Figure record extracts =
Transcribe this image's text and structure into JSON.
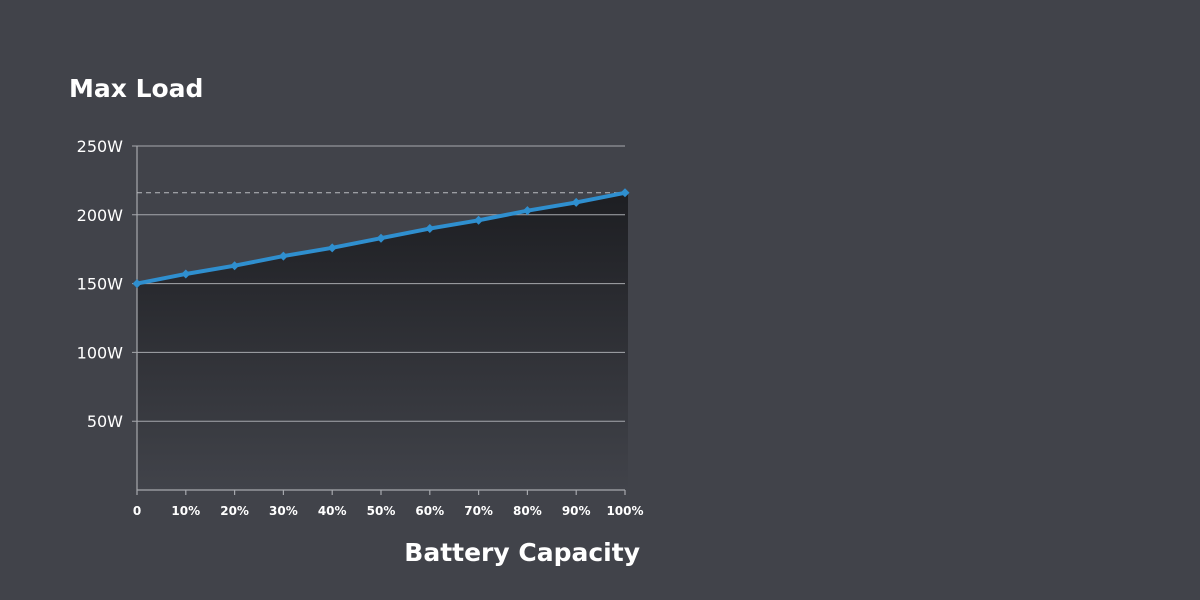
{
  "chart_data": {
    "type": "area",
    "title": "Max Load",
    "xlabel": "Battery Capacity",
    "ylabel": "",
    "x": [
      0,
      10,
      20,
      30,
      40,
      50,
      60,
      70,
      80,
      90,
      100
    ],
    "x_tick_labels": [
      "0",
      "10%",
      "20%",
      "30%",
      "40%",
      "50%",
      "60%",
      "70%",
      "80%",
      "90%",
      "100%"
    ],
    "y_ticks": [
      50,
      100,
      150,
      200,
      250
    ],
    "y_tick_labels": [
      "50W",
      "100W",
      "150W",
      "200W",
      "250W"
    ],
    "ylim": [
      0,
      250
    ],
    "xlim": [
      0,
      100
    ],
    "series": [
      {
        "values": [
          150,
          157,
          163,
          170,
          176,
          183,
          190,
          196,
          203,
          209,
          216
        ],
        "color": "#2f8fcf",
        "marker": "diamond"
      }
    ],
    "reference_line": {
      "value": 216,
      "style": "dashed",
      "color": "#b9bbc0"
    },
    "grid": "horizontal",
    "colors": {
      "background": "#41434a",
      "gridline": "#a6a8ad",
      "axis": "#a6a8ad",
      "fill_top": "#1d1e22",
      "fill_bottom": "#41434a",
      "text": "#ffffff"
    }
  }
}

WHAT IS BEING ASKED = Set the pictures aside and transcribe the data above exactly.

REPLY TO THE EXERCISE =
Transcribe this image's text and structure into JSON.
{
  "chart_data": {
    "type": "area",
    "title": "Max Load",
    "xlabel": "Battery Capacity",
    "ylabel": "",
    "x": [
      0,
      10,
      20,
      30,
      40,
      50,
      60,
      70,
      80,
      90,
      100
    ],
    "x_tick_labels": [
      "0",
      "10%",
      "20%",
      "30%",
      "40%",
      "50%",
      "60%",
      "70%",
      "80%",
      "90%",
      "100%"
    ],
    "y_ticks": [
      50,
      100,
      150,
      200,
      250
    ],
    "y_tick_labels": [
      "50W",
      "100W",
      "150W",
      "200W",
      "250W"
    ],
    "ylim": [
      0,
      250
    ],
    "xlim": [
      0,
      100
    ],
    "series": [
      {
        "values": [
          150,
          157,
          163,
          170,
          176,
          183,
          190,
          196,
          203,
          209,
          216
        ],
        "color": "#2f8fcf",
        "marker": "diamond"
      }
    ],
    "reference_line": {
      "value": 216,
      "style": "dashed",
      "color": "#b9bbc0"
    },
    "grid": "horizontal",
    "colors": {
      "background": "#41434a",
      "gridline": "#a6a8ad",
      "axis": "#a6a8ad",
      "fill_top": "#1d1e22",
      "fill_bottom": "#41434a",
      "text": "#ffffff"
    }
  }
}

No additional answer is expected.